### DO THIS:
The material below should be written out in full and exactly; pictures stay out of the copy.

Items listed in a dataset:
— BEGIN —

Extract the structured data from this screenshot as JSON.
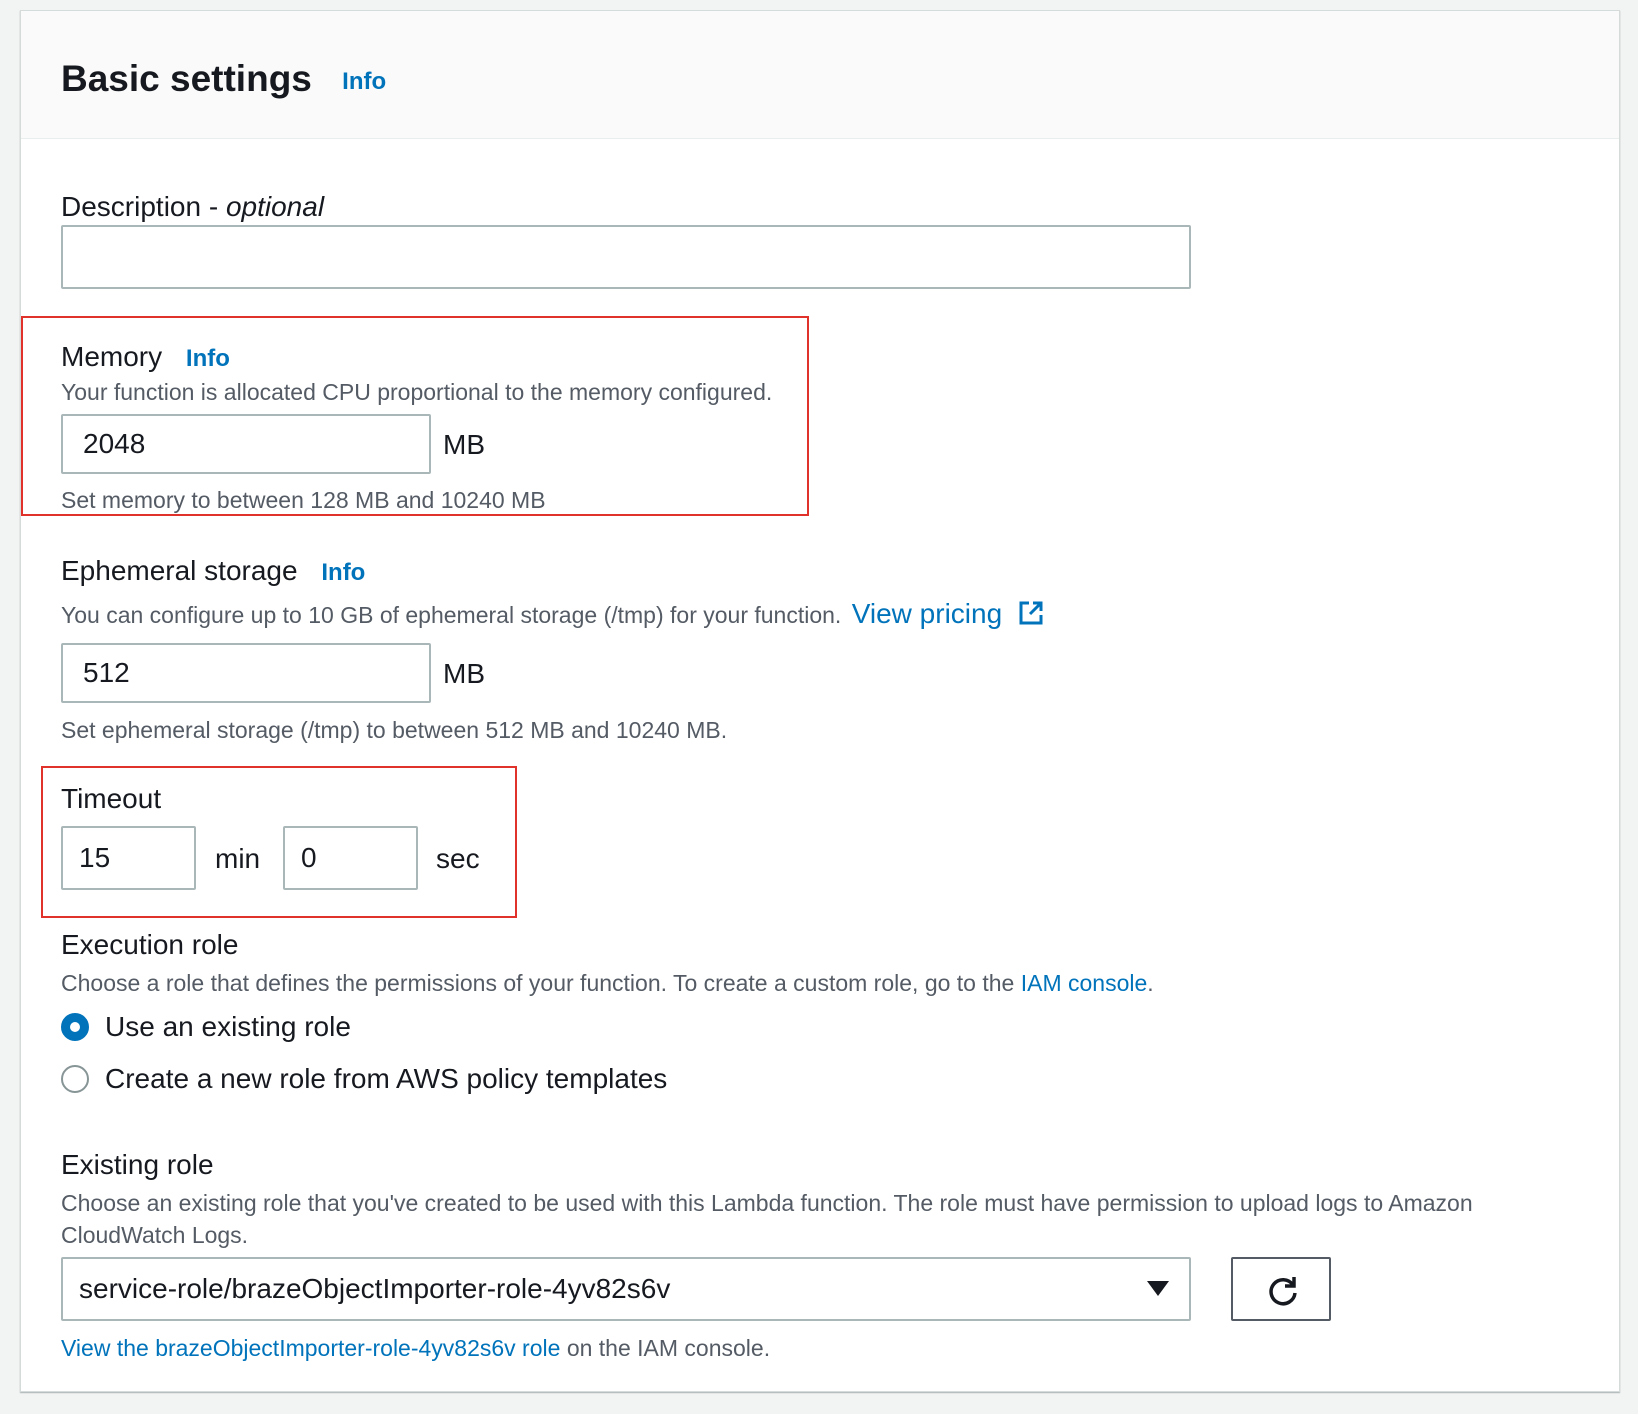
{
  "header": {
    "title": "Basic settings",
    "info": "Info"
  },
  "description": {
    "label": "Description",
    "label_suffix": "optional",
    "value": ""
  },
  "memory": {
    "label": "Memory",
    "info": "Info",
    "description": "Your function is allocated CPU proportional to the memory configured.",
    "value": "2048",
    "unit": "MB",
    "constraint": "Set memory to between 128 MB and 10240 MB"
  },
  "ephemeral_storage": {
    "label": "Ephemeral storage",
    "info": "Info",
    "description": "You can configure up to 10 GB of ephemeral storage (/tmp) for your function.",
    "pricing_link": "View pricing",
    "value": "512",
    "unit": "MB",
    "constraint": "Set ephemeral storage (/tmp) to between 512 MB and 10240 MB."
  },
  "timeout": {
    "label": "Timeout",
    "minutes": "15",
    "min_unit": "min",
    "seconds": "0",
    "sec_unit": "sec"
  },
  "execution_role": {
    "label": "Execution role",
    "description": "Choose a role that defines the permissions of your function. To create a custom role, go to the",
    "iam_link": "IAM console",
    "options": [
      {
        "label": "Use an existing role",
        "selected": true
      },
      {
        "label": "Create a new role from AWS policy templates",
        "selected": false
      }
    ]
  },
  "existing_role": {
    "label": "Existing role",
    "description_line1": "Choose an existing role that you've created to be used with this Lambda function. The role must have permission to upload logs to Amazon",
    "description_line2": "CloudWatch Logs.",
    "selected": "service-role/brazeObjectImporter-role-4yv82s6v",
    "view_link": "View the brazeObjectImporter-role-4yv82s6v role",
    "view_suffix": "on the IAM console."
  },
  "colors": {
    "link": "#0073bb",
    "highlight": "#e0312b",
    "text": "#16191f",
    "secondary_text": "#545b64"
  }
}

— END —

### TASK RESULT:
Extract the structured data from this screenshot as JSON.
{
  "header": {
    "title": "Basic settings",
    "info": "Info"
  },
  "description": {
    "label": "Description",
    "label_suffix": "optional",
    "value": ""
  },
  "memory": {
    "label": "Memory",
    "info": "Info",
    "description": "Your function is allocated CPU proportional to the memory configured.",
    "value": "2048",
    "unit": "MB",
    "constraint": "Set memory to between 128 MB and 10240 MB"
  },
  "ephemeral_storage": {
    "label": "Ephemeral storage",
    "info": "Info",
    "description": "You can configure up to 10 GB of ephemeral storage (/tmp) for your function.",
    "pricing_link": "View pricing",
    "value": "512",
    "unit": "MB",
    "constraint": "Set ephemeral storage (/tmp) to between 512 MB and 10240 MB."
  },
  "timeout": {
    "label": "Timeout",
    "minutes": "15",
    "min_unit": "min",
    "seconds": "0",
    "sec_unit": "sec"
  },
  "execution_role": {
    "label": "Execution role",
    "description": "Choose a role that defines the permissions of your function. To create a custom role, go to the",
    "iam_link": "IAM console",
    "options": [
      {
        "label": "Use an existing role",
        "selected": true
      },
      {
        "label": "Create a new role from AWS policy templates",
        "selected": false
      }
    ]
  },
  "existing_role": {
    "label": "Existing role",
    "description_line1": "Choose an existing role that you've created to be used with this Lambda function. The role must have permission to upload logs to Amazon",
    "description_line2": "CloudWatch Logs.",
    "selected": "service-role/brazeObjectImporter-role-4yv82s6v",
    "view_link": "View the brazeObjectImporter-role-4yv82s6v role",
    "view_suffix": "on the IAM console."
  },
  "colors": {
    "link": "#0073bb",
    "highlight": "#e0312b",
    "text": "#16191f",
    "secondary_text": "#545b64"
  }
}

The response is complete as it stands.